* _TASK DIRECTIONS_
Reproduce all the entries exactly and keep the pictures out.

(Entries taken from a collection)
— begin —

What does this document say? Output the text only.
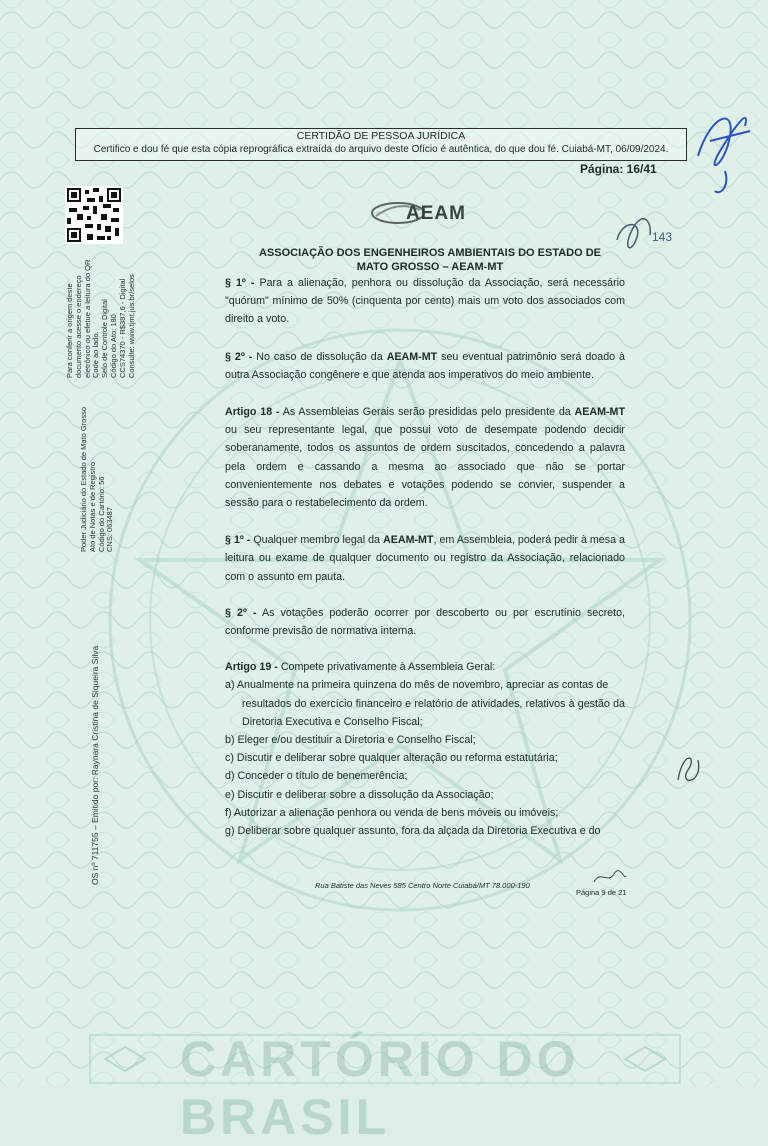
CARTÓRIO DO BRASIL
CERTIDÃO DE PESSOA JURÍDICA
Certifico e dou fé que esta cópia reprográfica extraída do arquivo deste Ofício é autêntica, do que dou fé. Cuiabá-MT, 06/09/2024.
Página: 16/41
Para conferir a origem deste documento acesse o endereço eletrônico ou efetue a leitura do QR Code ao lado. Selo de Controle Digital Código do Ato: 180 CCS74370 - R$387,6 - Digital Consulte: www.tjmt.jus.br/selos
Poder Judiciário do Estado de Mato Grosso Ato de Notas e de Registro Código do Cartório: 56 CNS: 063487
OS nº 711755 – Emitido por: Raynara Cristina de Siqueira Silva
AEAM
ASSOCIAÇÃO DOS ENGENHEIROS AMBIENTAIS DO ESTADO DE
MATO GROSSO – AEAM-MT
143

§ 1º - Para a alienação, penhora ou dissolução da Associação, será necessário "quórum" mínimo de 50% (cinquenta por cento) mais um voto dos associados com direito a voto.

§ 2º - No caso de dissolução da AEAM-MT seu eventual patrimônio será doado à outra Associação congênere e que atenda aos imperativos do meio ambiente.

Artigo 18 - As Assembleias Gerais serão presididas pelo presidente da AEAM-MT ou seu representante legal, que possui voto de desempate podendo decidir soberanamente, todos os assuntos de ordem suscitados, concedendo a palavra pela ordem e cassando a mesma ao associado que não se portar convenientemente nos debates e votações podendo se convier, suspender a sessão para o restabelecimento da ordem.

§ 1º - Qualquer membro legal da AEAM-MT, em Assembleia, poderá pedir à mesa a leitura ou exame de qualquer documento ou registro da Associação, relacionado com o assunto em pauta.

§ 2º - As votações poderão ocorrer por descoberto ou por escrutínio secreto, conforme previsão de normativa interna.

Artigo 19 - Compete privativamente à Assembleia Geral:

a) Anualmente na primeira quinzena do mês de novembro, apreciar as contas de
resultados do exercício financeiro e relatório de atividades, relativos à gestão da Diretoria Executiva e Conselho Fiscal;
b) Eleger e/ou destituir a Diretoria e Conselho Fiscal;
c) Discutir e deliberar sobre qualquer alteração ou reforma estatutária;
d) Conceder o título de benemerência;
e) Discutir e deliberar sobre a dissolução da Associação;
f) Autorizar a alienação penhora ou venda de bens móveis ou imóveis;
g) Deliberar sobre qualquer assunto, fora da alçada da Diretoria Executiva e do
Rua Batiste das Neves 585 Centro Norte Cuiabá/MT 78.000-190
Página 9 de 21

— end —

* _REPLY_
What does this document say? Output the text only.
CARTÓRIO DO BRASIL
CERTIDÃO DE PESSOA JURÍDICA
Certifico e dou fé que esta cópia reprográfica extraída do arquivo deste Ofício é autêntica, do que dou fé. Cuiabá-MT, 06/09/2024.
Página: 16/41
Para conferir a origem deste documento acesse o endereço eletrônico ou efetue a leitura do QR Code ao lado. Selo de Controle Digital Código do Ato: 180 CCS74370 - R$387,6 - Digital Consulte: www.tjmt.jus.br/selos
Poder Judiciário do Estado de Mato Grosso Ato de Notas e de Registro Código do Cartório: 56 CNS: 063487
OS nº 711755 – Emitido por: Raynara Cristina de Siqueira Silva
AEAM
ASSOCIAÇÃO DOS ENGENHEIROS AMBIENTAIS DO ESTADO DE
MATO GROSSO – AEAM-MT
143

§ 1º - Para a alienação, penhora ou dissolução da Associação, será necessário "quórum" mínimo de 50% (cinquenta por cento) mais um voto dos associados com direito a voto.

§ 2º - No caso de dissolução da AEAM-MT seu eventual patrimônio será doado à outra Associação congênere e que atenda aos imperativos do meio ambiente.

Artigo 18 - As Assembleias Gerais serão presididas pelo presidente da AEAM-MT ou seu representante legal, que possui voto de desempate podendo decidir soberanamente, todos os assuntos de ordem suscitados, concedendo a palavra pela ordem e cassando a mesma ao associado que não se portar convenientemente nos debates e votações podendo se convier, suspender a sessão para o restabelecimento da ordem.

§ 1º - Qualquer membro legal da AEAM-MT, em Assembleia, poderá pedir à mesa a leitura ou exame de qualquer documento ou registro da Associação, relacionado com o assunto em pauta.

§ 2º - As votações poderão ocorrer por descoberto ou por escrutínio secreto, conforme previsão de normativa interna.

Artigo 19 - Compete privativamente à Assembleia Geral:

a) Anualmente na primeira quinzena do mês de novembro, apreciar as contas de
resultados do exercício financeiro e relatório de atividades, relativos à gestão da Diretoria Executiva e Conselho Fiscal;
b) Eleger e/ou destituir a Diretoria e Conselho Fiscal;
c) Discutir e deliberar sobre qualquer alteração ou reforma estatutária;
d) Conceder o título de benemerência;
e) Discutir e deliberar sobre a dissolução da Associação;
f) Autorizar a alienação penhora ou venda de bens móveis ou imóveis;
g) Deliberar sobre qualquer assunto, fora da alçada da Diretoria Executiva e do
Rua Batiste das Neves 585 Centro Norte Cuiabá/MT 78.000-190
Página 9 de 21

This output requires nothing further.